◆ **To do**: Copy out each line that includes the word "水解制备".

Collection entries
============
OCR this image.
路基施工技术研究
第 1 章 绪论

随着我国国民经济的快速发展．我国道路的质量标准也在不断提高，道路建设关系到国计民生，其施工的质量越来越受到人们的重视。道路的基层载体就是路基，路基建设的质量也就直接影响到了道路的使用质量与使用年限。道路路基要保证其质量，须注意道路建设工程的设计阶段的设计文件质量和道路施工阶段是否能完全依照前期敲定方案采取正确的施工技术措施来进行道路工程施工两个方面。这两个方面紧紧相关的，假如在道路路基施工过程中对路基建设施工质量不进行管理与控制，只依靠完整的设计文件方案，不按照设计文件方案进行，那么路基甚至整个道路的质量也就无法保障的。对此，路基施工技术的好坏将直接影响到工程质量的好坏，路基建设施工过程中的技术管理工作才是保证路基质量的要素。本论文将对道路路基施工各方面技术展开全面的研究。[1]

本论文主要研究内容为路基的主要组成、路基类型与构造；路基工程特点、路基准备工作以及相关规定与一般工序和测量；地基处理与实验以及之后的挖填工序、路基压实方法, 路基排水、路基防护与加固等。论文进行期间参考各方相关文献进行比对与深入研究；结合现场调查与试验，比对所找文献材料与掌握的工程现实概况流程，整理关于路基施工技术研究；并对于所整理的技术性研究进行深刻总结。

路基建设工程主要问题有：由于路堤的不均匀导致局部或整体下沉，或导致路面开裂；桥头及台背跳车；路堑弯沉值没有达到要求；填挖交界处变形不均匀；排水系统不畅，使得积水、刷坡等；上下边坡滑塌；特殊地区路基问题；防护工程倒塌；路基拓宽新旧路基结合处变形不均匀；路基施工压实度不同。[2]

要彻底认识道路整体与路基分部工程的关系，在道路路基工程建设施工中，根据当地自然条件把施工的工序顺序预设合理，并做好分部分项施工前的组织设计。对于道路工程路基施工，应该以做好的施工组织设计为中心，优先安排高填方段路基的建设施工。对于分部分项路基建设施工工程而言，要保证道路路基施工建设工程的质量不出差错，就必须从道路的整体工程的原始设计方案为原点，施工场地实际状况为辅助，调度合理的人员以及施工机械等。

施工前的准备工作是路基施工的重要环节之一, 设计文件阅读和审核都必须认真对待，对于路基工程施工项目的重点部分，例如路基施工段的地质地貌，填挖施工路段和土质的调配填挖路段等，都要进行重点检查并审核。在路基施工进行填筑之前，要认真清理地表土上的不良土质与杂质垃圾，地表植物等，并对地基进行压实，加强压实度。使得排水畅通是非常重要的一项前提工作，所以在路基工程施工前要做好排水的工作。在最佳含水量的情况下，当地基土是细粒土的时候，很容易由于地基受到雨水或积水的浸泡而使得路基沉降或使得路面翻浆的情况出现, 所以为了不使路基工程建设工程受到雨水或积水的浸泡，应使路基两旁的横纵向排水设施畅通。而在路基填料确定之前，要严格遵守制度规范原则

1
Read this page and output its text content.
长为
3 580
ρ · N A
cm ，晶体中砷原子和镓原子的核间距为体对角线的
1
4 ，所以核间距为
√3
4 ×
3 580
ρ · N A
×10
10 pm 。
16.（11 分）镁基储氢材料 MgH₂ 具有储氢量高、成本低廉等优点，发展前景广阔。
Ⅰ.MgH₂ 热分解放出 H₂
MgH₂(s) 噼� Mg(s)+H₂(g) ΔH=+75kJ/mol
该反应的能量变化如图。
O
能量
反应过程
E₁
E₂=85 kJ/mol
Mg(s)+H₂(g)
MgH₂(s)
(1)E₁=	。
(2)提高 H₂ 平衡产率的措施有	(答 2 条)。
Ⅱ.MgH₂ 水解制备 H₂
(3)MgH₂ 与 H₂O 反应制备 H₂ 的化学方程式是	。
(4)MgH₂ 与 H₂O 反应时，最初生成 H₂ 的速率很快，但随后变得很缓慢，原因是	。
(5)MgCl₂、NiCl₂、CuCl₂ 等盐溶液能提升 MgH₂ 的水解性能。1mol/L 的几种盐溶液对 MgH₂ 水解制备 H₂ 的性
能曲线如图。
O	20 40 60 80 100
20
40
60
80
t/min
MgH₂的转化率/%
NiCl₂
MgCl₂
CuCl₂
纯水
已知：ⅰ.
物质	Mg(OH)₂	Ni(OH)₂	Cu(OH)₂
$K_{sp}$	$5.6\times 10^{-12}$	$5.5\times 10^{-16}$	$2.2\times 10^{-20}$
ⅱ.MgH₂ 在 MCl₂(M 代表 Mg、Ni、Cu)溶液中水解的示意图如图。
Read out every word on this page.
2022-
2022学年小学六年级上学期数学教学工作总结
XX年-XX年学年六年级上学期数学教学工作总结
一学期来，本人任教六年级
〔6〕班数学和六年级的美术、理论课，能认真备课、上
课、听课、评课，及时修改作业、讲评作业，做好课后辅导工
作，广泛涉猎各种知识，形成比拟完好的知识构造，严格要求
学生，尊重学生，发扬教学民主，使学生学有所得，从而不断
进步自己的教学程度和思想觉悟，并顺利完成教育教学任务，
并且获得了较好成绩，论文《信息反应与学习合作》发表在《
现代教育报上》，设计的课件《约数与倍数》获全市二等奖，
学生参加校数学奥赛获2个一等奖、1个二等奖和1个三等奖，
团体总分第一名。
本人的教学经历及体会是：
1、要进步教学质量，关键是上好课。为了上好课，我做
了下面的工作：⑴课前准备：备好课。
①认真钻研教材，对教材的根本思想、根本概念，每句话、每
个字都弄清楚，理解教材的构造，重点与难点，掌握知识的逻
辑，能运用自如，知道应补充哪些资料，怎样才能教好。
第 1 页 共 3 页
============
◆ **Exercise solution**:
Ⅱ.MgH₂ 水解制备 H₂
(5)MgCl₂、NiCl₂、CuCl₂ 等盐溶液能提升 MgH₂ 的水解性能。1mol/L 的几种盐溶液对 MgH₂ 水解制备 H₂ 的性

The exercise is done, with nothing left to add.